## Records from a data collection
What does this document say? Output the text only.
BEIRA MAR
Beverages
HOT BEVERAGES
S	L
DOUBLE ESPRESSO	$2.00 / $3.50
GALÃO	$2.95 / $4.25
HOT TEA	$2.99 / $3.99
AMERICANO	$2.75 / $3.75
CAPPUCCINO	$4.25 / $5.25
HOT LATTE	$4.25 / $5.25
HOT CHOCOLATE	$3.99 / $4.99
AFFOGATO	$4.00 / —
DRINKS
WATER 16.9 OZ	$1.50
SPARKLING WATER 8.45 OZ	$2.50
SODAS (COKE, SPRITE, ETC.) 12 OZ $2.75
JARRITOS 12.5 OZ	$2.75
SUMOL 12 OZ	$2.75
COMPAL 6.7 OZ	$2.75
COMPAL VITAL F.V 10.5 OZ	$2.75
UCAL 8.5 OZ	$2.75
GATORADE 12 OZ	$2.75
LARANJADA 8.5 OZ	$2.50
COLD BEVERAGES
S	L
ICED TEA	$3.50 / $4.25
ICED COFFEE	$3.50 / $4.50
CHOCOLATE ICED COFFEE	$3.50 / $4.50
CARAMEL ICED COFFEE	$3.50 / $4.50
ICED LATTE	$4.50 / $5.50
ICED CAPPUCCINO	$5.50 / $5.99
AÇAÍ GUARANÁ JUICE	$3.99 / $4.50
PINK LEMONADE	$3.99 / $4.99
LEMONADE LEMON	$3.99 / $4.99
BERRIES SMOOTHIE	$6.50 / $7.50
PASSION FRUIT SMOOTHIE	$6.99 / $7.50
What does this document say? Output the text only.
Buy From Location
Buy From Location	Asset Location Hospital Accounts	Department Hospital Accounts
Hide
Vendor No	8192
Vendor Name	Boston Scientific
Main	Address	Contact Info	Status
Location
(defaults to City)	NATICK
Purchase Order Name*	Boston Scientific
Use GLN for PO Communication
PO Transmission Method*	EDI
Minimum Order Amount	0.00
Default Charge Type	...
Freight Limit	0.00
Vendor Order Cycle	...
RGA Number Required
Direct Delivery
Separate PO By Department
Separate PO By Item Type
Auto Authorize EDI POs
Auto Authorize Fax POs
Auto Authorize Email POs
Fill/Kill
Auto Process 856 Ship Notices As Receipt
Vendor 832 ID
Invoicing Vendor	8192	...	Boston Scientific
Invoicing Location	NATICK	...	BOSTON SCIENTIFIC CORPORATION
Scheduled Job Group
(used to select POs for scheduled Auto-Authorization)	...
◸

## Exercise
Give all the records again. Match them exactly.

## Output of the exercise
What does this document say? Output the text only.
BEIRA MAR
Beverages
HOT BEVERAGES
S	L
DOUBLE ESPRESSO	$2.00 / $3.50
GALÃO	$2.95 / $4.25
HOT TEA	$2.99 / $3.99
AMERICANO	$2.75 / $3.75
CAPPUCCINO	$4.25 / $5.25
HOT LATTE	$4.25 / $5.25
HOT CHOCOLATE	$3.99 / $4.99
AFFOGATO	$4.00 / —
DRINKS
WATER 16.9 OZ	$1.50
SPARKLING WATER 8.45 OZ	$2.50
SODAS (COKE, SPRITE, ETC.) 12 OZ $2.75
JARRITOS 12.5 OZ	$2.75
SUMOL 12 OZ	$2.75
COMPAL 6.7 OZ	$2.75
COMPAL VITAL F.V 10.5 OZ	$2.75
UCAL 8.5 OZ	$2.75
GATORADE 12 OZ	$2.75
LARANJADA 8.5 OZ	$2.50
COLD BEVERAGES
S	L
ICED TEA	$3.50 / $4.25
ICED COFFEE	$3.50 / $4.50
CHOCOLATE ICED COFFEE	$3.50 / $4.50
CARAMEL ICED COFFEE	$3.50 / $4.50
ICED LATTE	$4.50 / $5.50
ICED CAPPUCCINO	$5.50 / $5.99
AÇAÍ GUARANÁ JUICE	$3.99 / $4.50
PINK LEMONADE	$3.99 / $4.99
LEMONADE LEMON	$3.99 / $4.99
BERRIES SMOOTHIE	$6.50 / $7.50
PASSION FRUIT SMOOTHIE	$6.99 / $7.50
What does this document say? Output the text only.
Buy From Location
Buy From Location	Asset Location Hospital Accounts	Department Hospital Accounts
Hide
Vendor No	8192
Vendor Name	Boston Scientific
Main	Address	Contact Info	Status
Location
(defaults to City)	NATICK
Purchase Order Name*	Boston Scientific
Use GLN for PO Communication
PO Transmission Method*	EDI
Minimum Order Amount	0.00
Default Charge Type	...
Freight Limit	0.00
Vendor Order Cycle	...
RGA Number Required
Direct Delivery
Separate PO By Department
Separate PO By Item Type
Auto Authorize EDI POs
Auto Authorize Fax POs
Auto Authorize Email POs
Fill/Kill
Auto Process 856 Ship Notices As Receipt
Vendor 832 ID
Invoicing Vendor	8192	...	Boston Scientific
Invoicing Location	NATICK	...	BOSTON SCIENTIFIC CORPORATION
Scheduled Job Group
(used to select POs for scheduled Auto-Authorization)	...
◸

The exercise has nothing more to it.